**Goal of the exercise**: Count every line that has "настоящего" in it and give the total, nothing more.

**Data listing**:
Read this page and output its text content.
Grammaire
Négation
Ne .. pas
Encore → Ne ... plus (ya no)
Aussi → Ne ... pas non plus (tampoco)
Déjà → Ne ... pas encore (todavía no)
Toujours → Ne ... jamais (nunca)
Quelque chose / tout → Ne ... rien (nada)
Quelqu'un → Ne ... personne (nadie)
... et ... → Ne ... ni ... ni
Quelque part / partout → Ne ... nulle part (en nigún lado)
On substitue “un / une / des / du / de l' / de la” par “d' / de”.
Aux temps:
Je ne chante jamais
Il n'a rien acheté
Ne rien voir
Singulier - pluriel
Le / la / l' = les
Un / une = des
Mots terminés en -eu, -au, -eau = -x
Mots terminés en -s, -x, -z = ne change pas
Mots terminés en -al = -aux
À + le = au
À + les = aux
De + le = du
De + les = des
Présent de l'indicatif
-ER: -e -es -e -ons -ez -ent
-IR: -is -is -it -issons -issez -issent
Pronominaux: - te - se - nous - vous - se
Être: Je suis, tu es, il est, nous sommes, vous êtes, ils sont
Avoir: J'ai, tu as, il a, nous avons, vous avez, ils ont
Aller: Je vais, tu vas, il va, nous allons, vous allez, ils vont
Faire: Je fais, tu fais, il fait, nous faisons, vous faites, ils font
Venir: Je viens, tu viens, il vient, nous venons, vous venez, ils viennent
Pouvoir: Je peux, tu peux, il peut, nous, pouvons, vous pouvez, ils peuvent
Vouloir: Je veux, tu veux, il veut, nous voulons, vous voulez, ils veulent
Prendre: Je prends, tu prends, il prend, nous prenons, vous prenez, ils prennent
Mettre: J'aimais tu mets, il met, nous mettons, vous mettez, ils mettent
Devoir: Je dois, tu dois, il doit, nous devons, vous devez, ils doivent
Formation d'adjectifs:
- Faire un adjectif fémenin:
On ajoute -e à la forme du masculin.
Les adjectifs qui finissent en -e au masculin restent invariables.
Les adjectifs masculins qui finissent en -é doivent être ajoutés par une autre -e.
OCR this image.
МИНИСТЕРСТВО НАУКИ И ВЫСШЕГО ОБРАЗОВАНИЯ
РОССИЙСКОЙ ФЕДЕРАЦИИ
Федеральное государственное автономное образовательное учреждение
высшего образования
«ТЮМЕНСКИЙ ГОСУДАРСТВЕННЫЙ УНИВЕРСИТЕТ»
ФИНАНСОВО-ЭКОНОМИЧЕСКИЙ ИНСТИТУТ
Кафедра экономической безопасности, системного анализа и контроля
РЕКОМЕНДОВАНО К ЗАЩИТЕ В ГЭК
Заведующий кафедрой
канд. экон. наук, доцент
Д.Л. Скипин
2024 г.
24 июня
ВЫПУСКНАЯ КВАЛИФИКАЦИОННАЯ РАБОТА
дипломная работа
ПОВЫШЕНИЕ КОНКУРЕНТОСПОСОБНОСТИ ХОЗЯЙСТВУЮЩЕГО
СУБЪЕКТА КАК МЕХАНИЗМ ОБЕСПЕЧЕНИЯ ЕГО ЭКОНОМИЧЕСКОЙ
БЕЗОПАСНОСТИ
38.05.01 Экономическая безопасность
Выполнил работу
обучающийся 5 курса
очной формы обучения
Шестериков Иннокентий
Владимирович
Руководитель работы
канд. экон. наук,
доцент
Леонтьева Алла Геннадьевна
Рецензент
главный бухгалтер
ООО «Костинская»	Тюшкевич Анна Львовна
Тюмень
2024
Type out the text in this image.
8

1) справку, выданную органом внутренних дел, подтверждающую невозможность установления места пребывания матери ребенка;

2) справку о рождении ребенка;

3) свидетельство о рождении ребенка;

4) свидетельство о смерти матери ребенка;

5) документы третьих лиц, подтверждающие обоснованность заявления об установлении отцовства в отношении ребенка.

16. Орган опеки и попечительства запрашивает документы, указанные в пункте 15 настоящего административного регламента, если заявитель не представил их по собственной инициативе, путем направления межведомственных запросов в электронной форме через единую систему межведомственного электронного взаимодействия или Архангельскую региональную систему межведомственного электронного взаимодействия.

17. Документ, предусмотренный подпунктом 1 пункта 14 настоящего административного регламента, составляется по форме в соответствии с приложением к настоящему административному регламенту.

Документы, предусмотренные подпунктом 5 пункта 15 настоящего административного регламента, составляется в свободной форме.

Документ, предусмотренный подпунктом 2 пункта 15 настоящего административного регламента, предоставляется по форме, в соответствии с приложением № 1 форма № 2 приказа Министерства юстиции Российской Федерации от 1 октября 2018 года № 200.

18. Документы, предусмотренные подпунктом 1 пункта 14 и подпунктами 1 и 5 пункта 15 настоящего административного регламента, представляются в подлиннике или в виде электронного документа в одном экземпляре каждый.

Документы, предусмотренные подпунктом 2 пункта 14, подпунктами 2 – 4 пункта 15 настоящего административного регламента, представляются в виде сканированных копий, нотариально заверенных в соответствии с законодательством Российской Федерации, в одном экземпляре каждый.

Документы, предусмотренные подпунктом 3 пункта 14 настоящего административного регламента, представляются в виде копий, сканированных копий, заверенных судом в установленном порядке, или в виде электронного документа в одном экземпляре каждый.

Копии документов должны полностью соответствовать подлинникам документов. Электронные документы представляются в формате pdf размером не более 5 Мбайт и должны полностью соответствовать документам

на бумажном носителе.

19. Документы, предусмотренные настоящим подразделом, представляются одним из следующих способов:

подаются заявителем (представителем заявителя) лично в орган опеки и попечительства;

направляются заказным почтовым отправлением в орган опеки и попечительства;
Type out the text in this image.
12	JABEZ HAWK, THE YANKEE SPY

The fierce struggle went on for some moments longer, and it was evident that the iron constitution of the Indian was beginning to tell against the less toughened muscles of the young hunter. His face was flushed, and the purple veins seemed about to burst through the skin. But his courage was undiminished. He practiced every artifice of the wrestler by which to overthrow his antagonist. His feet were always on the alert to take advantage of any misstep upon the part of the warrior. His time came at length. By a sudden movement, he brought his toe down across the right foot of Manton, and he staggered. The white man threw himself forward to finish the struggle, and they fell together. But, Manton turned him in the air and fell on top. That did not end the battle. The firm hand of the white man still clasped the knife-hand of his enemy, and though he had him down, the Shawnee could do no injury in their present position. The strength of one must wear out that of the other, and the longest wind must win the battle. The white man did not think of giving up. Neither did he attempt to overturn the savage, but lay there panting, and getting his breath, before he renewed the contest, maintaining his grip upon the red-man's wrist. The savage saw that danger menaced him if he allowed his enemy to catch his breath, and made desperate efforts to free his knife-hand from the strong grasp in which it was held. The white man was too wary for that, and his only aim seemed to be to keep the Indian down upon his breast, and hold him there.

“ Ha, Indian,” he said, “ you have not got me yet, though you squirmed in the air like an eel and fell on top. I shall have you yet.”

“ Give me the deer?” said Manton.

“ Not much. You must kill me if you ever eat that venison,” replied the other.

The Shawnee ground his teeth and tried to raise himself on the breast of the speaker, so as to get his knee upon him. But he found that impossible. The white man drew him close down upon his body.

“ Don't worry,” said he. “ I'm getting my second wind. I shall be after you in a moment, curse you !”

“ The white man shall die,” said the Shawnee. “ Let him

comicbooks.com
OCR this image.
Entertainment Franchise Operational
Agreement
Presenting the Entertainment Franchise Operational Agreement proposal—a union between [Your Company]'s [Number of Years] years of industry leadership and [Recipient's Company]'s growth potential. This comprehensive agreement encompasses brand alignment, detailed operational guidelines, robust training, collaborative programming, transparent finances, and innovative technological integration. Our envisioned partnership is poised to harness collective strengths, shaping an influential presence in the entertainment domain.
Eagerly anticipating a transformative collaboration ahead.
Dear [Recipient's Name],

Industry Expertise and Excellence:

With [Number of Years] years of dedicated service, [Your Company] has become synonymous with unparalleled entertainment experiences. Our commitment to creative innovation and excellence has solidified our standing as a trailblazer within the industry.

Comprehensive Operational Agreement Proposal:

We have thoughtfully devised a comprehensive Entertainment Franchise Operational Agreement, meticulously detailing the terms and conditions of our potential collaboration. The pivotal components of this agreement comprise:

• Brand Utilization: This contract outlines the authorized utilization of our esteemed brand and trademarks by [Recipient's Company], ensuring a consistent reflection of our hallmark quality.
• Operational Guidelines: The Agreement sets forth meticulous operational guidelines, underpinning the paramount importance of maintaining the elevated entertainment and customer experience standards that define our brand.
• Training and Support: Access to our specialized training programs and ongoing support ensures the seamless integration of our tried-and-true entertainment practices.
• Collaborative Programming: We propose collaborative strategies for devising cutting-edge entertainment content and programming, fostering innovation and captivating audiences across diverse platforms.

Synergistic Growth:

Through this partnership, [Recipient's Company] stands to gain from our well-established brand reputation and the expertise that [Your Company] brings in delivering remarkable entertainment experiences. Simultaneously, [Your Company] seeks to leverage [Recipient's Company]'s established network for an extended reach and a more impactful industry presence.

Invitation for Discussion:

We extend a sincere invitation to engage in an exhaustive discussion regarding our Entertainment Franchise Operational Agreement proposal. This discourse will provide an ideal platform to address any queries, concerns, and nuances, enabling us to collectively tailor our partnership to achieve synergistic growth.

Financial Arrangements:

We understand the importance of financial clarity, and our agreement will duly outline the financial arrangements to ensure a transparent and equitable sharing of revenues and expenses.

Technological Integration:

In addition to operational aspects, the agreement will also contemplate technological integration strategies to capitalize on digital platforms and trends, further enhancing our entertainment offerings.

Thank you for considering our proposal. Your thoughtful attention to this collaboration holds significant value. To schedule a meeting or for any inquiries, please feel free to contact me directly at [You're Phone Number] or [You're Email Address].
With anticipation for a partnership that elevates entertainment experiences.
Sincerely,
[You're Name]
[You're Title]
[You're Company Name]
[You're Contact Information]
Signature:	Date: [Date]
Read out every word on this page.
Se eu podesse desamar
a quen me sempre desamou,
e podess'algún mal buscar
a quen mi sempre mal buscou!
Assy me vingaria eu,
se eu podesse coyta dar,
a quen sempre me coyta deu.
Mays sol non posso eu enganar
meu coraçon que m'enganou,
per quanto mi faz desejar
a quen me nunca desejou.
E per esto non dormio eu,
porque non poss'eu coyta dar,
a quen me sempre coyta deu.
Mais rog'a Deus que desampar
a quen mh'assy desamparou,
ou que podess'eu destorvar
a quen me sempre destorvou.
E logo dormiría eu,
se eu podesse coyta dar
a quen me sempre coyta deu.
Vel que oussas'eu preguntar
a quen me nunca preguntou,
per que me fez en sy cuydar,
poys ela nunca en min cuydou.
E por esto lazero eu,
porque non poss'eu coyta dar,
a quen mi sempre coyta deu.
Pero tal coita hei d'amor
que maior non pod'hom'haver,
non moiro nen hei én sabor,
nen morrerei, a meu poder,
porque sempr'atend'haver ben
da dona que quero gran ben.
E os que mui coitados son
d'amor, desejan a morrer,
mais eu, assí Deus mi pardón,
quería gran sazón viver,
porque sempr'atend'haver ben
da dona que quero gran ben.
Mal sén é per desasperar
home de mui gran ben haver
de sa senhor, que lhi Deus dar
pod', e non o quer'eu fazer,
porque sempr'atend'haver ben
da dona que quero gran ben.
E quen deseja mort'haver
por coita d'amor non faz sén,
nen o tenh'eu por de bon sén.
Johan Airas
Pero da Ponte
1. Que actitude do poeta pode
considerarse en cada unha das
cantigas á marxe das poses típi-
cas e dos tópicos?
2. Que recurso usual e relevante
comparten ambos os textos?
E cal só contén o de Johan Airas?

**Worked solution**: 7